What is being asked: Transcribe the records below exactly as they appear, omitting any pictures.

Data listing

***

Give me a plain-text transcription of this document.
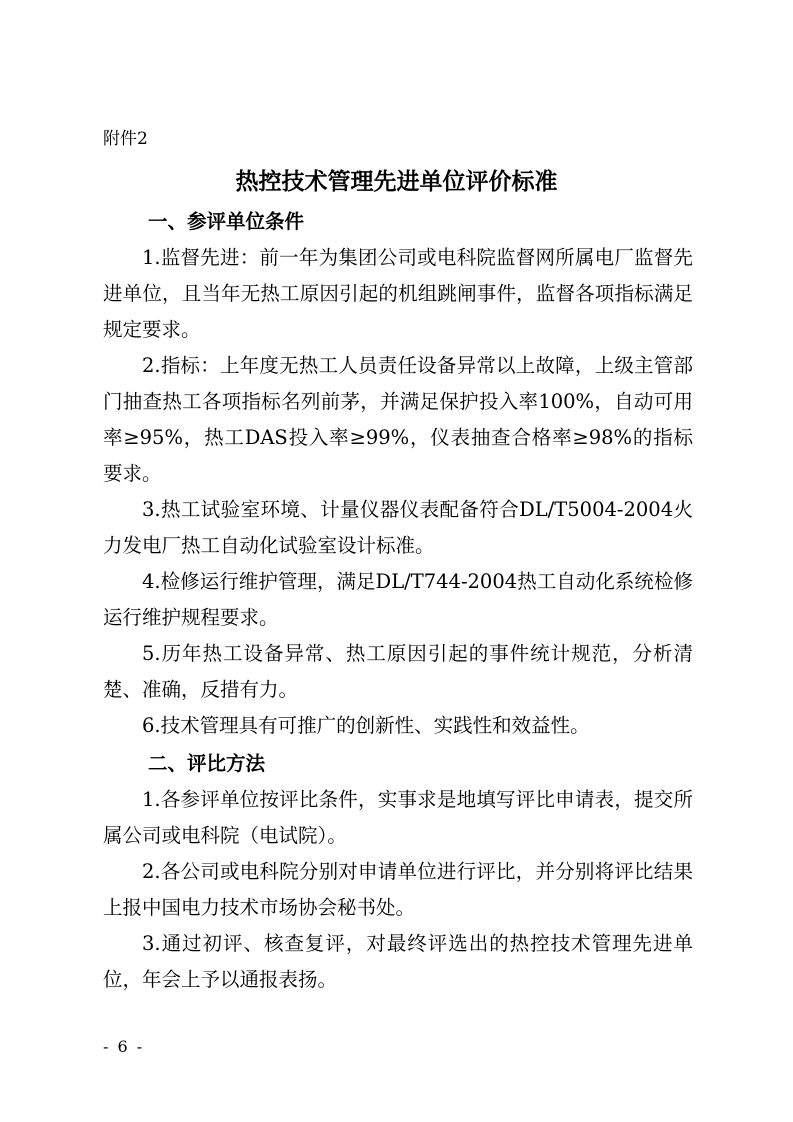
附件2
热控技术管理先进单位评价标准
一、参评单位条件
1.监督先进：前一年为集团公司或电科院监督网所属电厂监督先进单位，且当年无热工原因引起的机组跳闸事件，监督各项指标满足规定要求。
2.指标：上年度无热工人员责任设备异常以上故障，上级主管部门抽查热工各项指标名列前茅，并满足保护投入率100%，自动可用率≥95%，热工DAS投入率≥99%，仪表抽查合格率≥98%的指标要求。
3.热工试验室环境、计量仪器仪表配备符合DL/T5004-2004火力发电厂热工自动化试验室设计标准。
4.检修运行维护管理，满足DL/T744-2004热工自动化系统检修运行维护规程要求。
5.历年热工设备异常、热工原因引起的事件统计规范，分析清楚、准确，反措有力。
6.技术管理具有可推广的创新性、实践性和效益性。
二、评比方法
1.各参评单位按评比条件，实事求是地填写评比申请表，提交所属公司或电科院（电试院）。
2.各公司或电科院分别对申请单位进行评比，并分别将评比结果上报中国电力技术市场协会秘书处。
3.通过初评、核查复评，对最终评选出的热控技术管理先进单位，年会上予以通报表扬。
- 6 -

***

Exercise result:
Give me a plain-text transcription of this document.
附件2
热控技术管理先进单位评价标准
一、参评单位条件
1.监督先进：前一年为集团公司或电科院监督网所属电厂监督先进单位，且当年无热工原因引起的机组跳闸事件，监督各项指标满足规定要求。
2.指标：上年度无热工人员责任设备异常以上故障，上级主管部门抽查热工各项指标名列前茅，并满足保护投入率100%，自动可用率≥95%，热工DAS投入率≥99%，仪表抽查合格率≥98%的指标要求。
3.热工试验室环境、计量仪器仪表配备符合DL/T5004-2004火力发电厂热工自动化试验室设计标准。
4.检修运行维护管理，满足DL/T744-2004热工自动化系统检修运行维护规程要求。
5.历年热工设备异常、热工原因引起的事件统计规范，分析清楚、准确，反措有力。
6.技术管理具有可推广的创新性、实践性和效益性。
二、评比方法
1.各参评单位按评比条件，实事求是地填写评比申请表，提交所属公司或电科院（电试院）。
2.各公司或电科院分别对申请单位进行评比，并分别将评比结果上报中国电力技术市场协会秘书处。
3.通过初评、核查复评，对最终评选出的热控技术管理先进单位，年会上予以通报表扬。
- 6 -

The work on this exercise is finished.